## Work to be completed
Reproduce, unchanged, the part of the entries that runs from their start through the line containing "matrix-cell xyxy=(448,1626,482,1660)".

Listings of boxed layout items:
** BEGIN **

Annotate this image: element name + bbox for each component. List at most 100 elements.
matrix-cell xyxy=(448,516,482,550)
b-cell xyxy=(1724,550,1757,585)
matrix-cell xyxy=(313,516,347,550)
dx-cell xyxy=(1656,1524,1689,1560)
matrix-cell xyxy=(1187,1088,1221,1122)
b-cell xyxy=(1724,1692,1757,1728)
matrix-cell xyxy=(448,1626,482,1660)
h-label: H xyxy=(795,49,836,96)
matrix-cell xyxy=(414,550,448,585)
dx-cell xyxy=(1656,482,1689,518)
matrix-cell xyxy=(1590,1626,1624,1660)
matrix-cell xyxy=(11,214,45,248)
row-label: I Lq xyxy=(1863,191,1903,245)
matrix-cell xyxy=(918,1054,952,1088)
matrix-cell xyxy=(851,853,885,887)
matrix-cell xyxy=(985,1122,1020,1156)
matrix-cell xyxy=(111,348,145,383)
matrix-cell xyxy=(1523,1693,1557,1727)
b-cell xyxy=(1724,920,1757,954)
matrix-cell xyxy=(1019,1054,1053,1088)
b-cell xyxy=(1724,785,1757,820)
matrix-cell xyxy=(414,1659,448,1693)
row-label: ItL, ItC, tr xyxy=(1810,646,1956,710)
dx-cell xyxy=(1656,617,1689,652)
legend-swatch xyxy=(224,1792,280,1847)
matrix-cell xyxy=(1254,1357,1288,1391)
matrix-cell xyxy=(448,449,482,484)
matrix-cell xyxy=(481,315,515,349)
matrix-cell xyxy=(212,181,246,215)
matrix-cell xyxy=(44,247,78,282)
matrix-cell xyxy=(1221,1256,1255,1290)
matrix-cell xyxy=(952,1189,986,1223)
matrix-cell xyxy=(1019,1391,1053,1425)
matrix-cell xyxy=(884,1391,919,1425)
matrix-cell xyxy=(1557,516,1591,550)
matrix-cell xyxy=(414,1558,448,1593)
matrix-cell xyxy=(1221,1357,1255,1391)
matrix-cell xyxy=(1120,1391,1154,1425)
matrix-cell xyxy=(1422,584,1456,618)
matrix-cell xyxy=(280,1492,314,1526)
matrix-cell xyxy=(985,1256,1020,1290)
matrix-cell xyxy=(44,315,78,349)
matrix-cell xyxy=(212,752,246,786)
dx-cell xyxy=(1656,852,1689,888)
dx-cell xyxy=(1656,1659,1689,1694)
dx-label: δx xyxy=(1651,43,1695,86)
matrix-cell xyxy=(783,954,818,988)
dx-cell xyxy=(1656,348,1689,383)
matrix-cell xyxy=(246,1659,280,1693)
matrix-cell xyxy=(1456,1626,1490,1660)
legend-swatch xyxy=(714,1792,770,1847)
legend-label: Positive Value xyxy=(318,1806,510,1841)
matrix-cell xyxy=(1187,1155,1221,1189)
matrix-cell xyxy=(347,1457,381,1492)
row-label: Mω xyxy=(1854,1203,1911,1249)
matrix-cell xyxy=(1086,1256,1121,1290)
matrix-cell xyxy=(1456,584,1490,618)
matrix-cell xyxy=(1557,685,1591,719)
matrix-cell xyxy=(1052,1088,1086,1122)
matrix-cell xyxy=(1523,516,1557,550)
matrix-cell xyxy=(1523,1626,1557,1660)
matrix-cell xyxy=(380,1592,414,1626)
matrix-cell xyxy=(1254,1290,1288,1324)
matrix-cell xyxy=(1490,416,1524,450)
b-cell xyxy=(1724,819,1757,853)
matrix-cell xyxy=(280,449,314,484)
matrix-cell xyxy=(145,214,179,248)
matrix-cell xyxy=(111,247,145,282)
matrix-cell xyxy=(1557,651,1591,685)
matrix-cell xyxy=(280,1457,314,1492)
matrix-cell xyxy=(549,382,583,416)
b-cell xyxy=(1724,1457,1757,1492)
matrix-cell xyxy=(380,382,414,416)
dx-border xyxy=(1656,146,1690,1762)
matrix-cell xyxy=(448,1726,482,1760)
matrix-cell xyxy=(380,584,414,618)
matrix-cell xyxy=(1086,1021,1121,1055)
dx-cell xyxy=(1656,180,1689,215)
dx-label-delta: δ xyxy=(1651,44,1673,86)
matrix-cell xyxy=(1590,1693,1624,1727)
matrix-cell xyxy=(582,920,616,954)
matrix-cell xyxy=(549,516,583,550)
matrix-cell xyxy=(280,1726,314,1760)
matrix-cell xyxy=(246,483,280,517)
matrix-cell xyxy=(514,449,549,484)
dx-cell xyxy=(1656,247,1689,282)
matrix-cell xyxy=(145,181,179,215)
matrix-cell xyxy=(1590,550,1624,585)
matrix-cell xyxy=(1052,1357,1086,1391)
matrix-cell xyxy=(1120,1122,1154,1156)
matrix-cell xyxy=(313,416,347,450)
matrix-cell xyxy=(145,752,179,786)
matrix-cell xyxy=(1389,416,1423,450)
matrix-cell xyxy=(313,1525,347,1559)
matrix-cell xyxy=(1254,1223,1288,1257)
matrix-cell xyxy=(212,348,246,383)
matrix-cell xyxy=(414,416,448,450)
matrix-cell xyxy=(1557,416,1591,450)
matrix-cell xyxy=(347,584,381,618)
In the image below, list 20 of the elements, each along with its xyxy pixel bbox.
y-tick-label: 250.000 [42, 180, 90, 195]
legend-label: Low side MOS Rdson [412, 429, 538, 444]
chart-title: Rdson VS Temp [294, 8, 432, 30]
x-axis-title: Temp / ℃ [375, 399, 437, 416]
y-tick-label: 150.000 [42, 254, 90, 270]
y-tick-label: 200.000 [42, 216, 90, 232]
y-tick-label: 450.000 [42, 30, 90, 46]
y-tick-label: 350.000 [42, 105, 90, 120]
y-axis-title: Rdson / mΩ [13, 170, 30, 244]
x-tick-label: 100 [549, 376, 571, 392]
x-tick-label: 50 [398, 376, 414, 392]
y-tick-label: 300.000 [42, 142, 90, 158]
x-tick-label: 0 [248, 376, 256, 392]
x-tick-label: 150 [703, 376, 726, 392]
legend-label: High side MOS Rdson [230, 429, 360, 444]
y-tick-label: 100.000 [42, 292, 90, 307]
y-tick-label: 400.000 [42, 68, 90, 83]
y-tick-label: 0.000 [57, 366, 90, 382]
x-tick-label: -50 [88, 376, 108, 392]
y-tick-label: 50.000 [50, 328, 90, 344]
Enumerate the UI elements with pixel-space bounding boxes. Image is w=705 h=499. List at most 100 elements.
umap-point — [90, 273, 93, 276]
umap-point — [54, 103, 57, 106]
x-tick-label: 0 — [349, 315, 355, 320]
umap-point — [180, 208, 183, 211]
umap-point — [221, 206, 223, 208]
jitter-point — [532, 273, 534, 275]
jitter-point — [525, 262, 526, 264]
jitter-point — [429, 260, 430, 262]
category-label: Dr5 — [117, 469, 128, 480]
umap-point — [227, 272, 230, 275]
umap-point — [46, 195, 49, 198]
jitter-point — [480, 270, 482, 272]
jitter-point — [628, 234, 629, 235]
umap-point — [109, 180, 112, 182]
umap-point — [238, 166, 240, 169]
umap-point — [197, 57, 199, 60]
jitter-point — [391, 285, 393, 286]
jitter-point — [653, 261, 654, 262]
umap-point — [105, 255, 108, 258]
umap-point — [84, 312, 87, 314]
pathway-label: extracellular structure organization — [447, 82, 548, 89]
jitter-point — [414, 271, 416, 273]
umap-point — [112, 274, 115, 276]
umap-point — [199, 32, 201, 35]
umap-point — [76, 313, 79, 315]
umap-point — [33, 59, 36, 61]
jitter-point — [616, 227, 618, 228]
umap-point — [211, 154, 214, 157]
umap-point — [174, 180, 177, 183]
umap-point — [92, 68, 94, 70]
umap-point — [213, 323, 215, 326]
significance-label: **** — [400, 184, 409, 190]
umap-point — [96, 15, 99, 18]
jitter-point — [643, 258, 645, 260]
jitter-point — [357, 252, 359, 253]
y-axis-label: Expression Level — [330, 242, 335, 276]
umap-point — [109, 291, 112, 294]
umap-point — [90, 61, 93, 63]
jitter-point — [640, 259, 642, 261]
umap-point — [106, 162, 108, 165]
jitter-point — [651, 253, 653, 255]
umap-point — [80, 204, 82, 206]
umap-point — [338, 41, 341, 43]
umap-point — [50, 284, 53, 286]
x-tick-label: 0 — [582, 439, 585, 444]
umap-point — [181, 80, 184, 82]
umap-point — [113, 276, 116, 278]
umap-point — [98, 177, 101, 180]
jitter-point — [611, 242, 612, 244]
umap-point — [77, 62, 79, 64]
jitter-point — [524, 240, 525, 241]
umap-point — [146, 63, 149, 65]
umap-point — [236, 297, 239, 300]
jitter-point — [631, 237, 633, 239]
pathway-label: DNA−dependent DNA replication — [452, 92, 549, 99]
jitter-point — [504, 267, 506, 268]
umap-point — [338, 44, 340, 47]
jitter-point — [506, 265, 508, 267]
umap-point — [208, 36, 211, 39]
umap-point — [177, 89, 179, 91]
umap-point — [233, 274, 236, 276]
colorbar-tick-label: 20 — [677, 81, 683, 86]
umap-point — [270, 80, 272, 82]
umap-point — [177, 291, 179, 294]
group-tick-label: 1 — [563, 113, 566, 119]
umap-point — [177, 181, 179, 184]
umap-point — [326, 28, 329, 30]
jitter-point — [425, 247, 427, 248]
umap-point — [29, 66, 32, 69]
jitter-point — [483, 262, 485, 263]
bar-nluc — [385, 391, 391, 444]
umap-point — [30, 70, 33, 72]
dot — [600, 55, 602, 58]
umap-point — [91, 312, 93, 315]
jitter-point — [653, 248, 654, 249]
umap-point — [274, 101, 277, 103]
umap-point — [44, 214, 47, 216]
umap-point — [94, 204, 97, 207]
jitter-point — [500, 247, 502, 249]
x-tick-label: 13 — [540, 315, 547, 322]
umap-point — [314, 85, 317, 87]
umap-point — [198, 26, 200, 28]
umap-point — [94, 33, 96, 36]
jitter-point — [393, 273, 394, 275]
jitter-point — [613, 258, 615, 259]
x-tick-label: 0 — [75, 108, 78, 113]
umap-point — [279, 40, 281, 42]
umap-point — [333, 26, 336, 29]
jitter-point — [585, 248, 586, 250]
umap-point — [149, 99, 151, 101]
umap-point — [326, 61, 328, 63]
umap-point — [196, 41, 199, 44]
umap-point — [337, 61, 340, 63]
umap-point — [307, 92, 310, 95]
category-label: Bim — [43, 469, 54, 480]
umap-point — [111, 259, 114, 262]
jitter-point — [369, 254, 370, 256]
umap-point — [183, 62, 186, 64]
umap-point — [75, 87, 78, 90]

** END **

## Task response
Annotate this image: element name + bbox for each component. List at most 100 elements.
matrix-cell xyxy=(448,516,482,550)
b-cell xyxy=(1724,550,1757,585)
matrix-cell xyxy=(313,516,347,550)
dx-cell xyxy=(1656,1524,1689,1560)
matrix-cell xyxy=(1187,1088,1221,1122)
b-cell xyxy=(1724,1692,1757,1728)
matrix-cell xyxy=(448,1626,482,1660)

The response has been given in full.